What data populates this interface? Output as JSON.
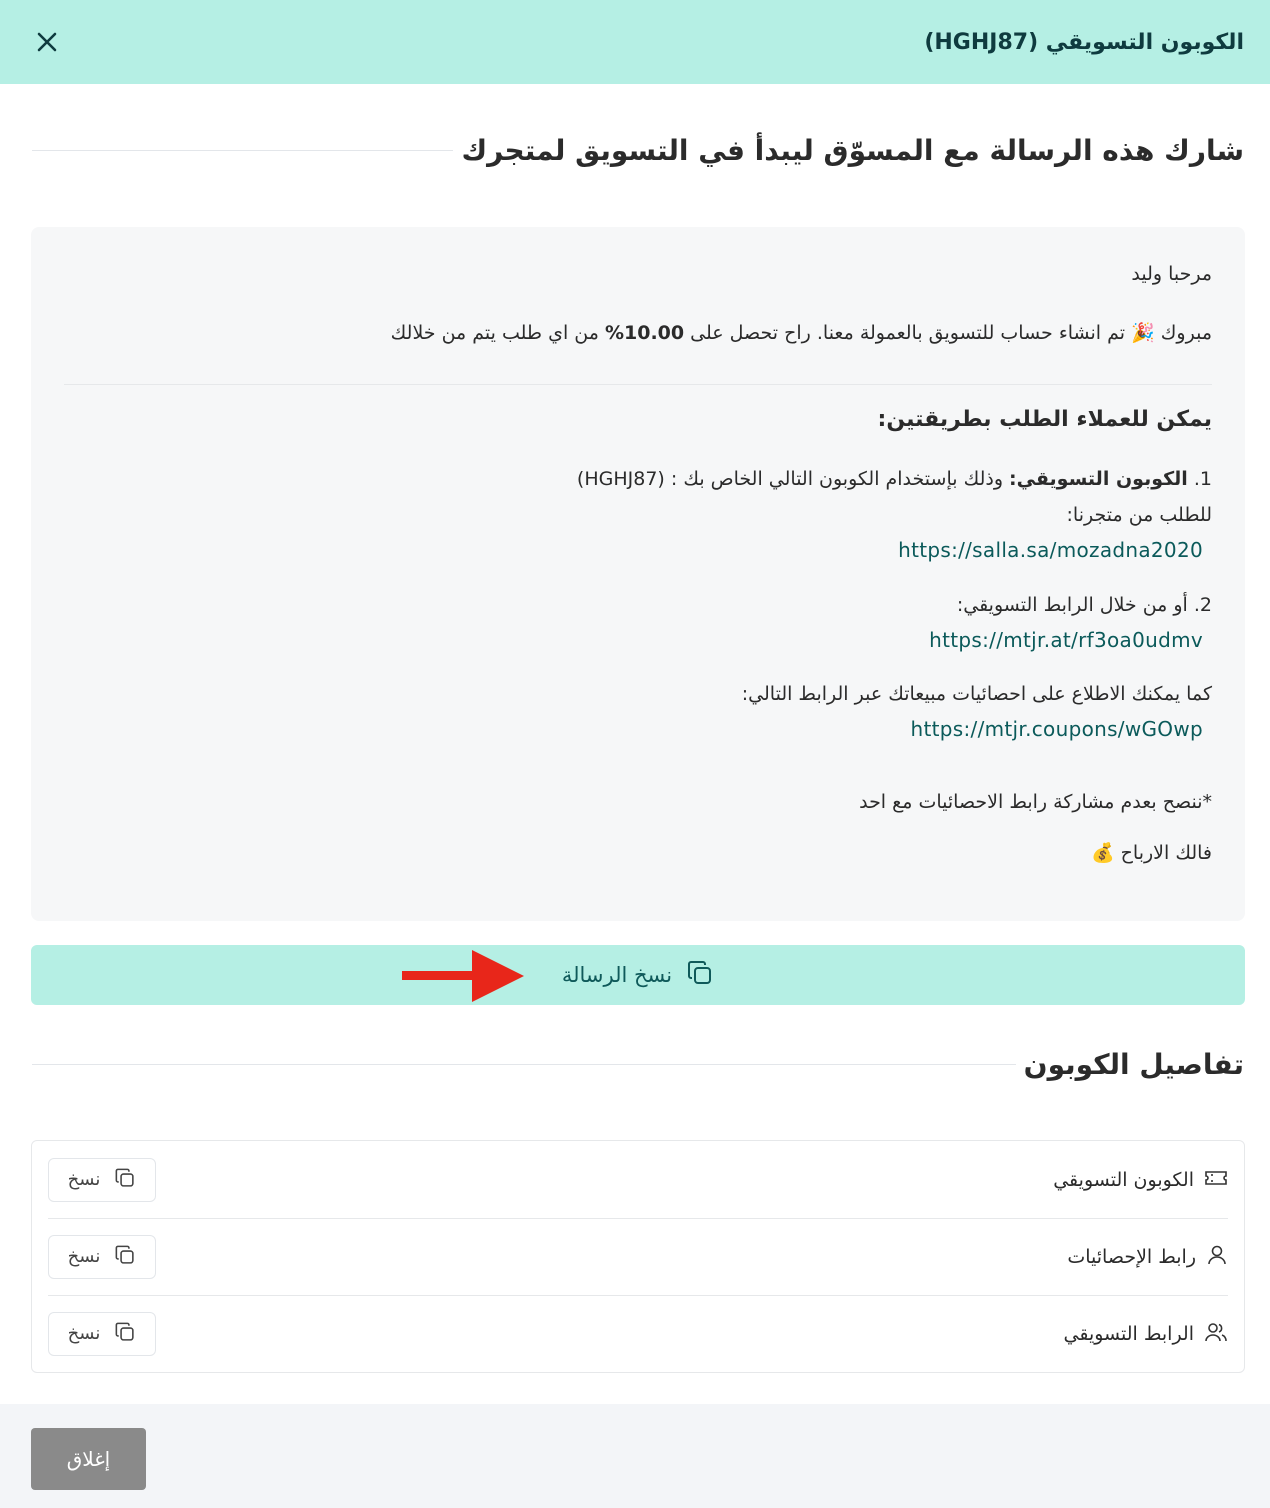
{
  "header": {
    "title": "الكوبون التسويقي (HGHJ87)",
    "close_icon": "close-icon"
  },
  "share_section": {
    "title": "شارك هذه الرسالة مع المسوّق ليبدأ في التسويق لمتجرك"
  },
  "message": {
    "greeting": "مرحبا وليد",
    "congrats_prefix": "مبروك 🎉 تم انشاء حساب للتسويق بالعمولة معنا. راح تحصل على ",
    "commission": "10.00%",
    "congrats_suffix": " من اي طلب يتم من خلالك",
    "ways_heading": "يمكن للعملاء الطلب بطريقتين:",
    "way1_prefix": "1. ",
    "way1_bold": "الكوبون التسويقي:",
    "way1_text": " وذلك بإستخدام الكوبون التالي الخاص بك : (HGHJ87)",
    "way1_line2": "للطلب من متجرنا:",
    "store_link": "https://salla.sa/mozadna2020",
    "way2_text": "2. أو من خلال الرابط التسويقي:",
    "marketing_link": "https://mtjr.at/rf3oa0udmv",
    "stats_text": "كما يمكنك الاطلاع على احصائيات مبيعاتك عبر الرابط التالي:",
    "stats_link": "https://mtjr.coupons/wGOwp",
    "advice": "*ننصح بعدم مشاركة رابط الاحصائيات مع احد",
    "closing": "فالك الارباح 💰"
  },
  "copy_message_button": {
    "label": "نسخ الرسالة",
    "icon": "copy-icon"
  },
  "coupon_details": {
    "title": "تفاصيل الكوبون",
    "rows": [
      {
        "label": "الكوبون التسويقي",
        "icon": "ticket-icon",
        "copy_label": "نسخ"
      },
      {
        "label": "رابط الإحصائيات",
        "icon": "user-icon",
        "copy_label": "نسخ"
      },
      {
        "label": "الرابط التسويقي",
        "icon": "users-icon",
        "copy_label": "نسخ"
      }
    ]
  },
  "footer": {
    "close_label": "إغلاق"
  },
  "colors": {
    "header_bg": "#b5efe4",
    "accent_text": "#0f5a5a",
    "arrow": "#e8261a",
    "footer_button": "#8a8a8a"
  }
}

◇ ◇ ◇

• _GOAL OF THE EXERCISE_:
Copy every line of the material in which the word "التالي" occurs.

• _FINAL RESULT_:
    "way1_text": " وذلك بإستخدام الكوبون التالي الخاص بك : (HGHJ87)",
    "stats_text": "كما يمكنك الاطلاع على احصائيات مبيعاتك عبر الرابط التالي:",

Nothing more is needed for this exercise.